_Supplied information:_
## begin
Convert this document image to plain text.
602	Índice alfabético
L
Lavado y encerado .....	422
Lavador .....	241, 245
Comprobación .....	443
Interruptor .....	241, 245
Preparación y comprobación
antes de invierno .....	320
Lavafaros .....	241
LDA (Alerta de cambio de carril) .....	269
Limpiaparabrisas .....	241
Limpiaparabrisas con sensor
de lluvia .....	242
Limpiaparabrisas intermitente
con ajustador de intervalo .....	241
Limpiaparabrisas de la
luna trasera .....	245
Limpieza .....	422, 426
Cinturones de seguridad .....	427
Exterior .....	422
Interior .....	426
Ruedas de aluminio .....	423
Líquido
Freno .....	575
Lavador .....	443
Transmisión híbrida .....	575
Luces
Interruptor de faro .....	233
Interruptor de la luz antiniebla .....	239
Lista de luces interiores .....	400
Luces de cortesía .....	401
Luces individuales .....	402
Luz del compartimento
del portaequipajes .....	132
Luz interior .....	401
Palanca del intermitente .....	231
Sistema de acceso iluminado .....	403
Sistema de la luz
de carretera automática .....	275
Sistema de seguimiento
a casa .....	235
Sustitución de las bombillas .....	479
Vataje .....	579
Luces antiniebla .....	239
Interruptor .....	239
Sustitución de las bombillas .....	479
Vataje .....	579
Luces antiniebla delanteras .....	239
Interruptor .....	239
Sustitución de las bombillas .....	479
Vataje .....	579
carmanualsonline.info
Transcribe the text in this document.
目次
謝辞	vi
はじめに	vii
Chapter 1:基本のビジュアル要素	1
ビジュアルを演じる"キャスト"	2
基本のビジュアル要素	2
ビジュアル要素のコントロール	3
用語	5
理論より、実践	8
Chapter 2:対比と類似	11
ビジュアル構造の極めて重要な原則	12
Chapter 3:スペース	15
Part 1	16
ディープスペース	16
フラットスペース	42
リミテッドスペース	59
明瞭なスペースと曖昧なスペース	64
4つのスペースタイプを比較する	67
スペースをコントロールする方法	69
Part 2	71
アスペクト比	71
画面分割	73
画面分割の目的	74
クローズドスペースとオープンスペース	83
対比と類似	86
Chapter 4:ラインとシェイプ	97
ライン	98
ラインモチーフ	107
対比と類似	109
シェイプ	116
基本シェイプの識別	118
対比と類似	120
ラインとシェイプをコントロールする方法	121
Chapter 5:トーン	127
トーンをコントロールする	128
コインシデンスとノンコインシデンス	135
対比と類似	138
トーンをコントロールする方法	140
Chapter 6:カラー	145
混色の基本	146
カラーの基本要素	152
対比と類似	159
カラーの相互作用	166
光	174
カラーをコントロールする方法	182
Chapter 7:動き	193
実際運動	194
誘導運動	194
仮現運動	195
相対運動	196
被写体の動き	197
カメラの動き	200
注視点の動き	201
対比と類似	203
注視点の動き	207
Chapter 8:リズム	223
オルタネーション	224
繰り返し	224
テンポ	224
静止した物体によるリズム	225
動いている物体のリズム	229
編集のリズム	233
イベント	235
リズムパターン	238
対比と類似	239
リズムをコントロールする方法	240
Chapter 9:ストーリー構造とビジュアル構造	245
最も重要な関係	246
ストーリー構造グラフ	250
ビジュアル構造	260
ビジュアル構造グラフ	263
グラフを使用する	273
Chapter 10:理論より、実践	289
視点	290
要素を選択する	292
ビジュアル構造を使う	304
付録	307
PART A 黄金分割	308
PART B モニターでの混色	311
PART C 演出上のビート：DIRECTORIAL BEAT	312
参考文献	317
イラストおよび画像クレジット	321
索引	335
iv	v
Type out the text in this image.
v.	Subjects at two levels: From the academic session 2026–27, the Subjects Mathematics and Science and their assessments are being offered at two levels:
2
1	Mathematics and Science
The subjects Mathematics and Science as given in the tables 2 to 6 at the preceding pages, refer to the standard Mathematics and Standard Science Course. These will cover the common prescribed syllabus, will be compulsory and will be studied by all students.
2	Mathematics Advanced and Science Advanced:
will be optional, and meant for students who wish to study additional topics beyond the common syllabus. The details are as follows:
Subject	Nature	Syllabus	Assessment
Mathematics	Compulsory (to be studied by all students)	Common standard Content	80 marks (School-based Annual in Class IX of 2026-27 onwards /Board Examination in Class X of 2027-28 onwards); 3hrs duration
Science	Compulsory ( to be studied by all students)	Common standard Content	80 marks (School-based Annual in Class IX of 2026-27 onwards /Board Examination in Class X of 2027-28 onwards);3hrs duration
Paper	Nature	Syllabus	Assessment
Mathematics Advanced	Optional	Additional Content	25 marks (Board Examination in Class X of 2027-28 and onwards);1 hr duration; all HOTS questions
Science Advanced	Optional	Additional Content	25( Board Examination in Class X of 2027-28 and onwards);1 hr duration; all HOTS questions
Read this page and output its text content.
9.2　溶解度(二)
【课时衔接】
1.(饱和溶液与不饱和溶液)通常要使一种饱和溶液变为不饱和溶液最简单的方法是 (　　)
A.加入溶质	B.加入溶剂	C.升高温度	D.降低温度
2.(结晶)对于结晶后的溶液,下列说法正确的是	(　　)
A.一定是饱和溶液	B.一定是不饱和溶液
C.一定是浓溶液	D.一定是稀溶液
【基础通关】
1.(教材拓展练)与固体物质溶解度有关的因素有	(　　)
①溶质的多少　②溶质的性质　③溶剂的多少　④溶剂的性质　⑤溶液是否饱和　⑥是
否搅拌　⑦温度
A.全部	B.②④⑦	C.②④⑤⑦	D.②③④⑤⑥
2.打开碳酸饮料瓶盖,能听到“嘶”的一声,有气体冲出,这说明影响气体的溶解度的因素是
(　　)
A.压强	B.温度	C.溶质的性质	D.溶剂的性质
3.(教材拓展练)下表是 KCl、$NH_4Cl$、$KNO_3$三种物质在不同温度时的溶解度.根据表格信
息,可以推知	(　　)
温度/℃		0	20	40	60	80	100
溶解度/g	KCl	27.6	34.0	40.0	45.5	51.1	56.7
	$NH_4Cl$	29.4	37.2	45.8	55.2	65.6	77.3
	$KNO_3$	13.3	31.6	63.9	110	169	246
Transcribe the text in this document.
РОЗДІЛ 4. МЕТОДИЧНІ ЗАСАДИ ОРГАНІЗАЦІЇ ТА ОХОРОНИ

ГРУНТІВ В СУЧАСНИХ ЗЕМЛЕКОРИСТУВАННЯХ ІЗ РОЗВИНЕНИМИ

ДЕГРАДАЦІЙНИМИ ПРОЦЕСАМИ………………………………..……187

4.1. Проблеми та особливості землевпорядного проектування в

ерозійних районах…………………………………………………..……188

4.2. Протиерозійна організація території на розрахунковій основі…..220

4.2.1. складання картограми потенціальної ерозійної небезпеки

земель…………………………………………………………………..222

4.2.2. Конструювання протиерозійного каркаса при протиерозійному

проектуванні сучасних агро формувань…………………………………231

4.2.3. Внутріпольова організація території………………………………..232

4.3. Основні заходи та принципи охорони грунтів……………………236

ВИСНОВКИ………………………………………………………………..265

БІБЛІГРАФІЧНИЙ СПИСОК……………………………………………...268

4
## end
_Your instructions:_ Note every line above where the string "onwards" shows up, and copy those lines.

_Task response:_
Mathematics	Compulsory (to be studied by all students)	Common standard Content	80 marks (School-based Annual in Class IX of 2026-27 onwards /Board Examination in Class X of 2027-28 onwards); 3hrs duration
Science	Compulsory ( to be studied by all students)	Common standard Content	80 marks (School-based Annual in Class IX of 2026-27 onwards /Board Examination in Class X of 2027-28 onwards);3hrs duration
Mathematics Advanced	Optional	Additional Content	25 marks (Board Examination in Class X of 2027-28 and onwards);1 hr duration; all HOTS questions
Science Advanced	Optional	Additional Content	25( Board Examination in Class X of 2027-28 and onwards);1 hr duration; all HOTS questions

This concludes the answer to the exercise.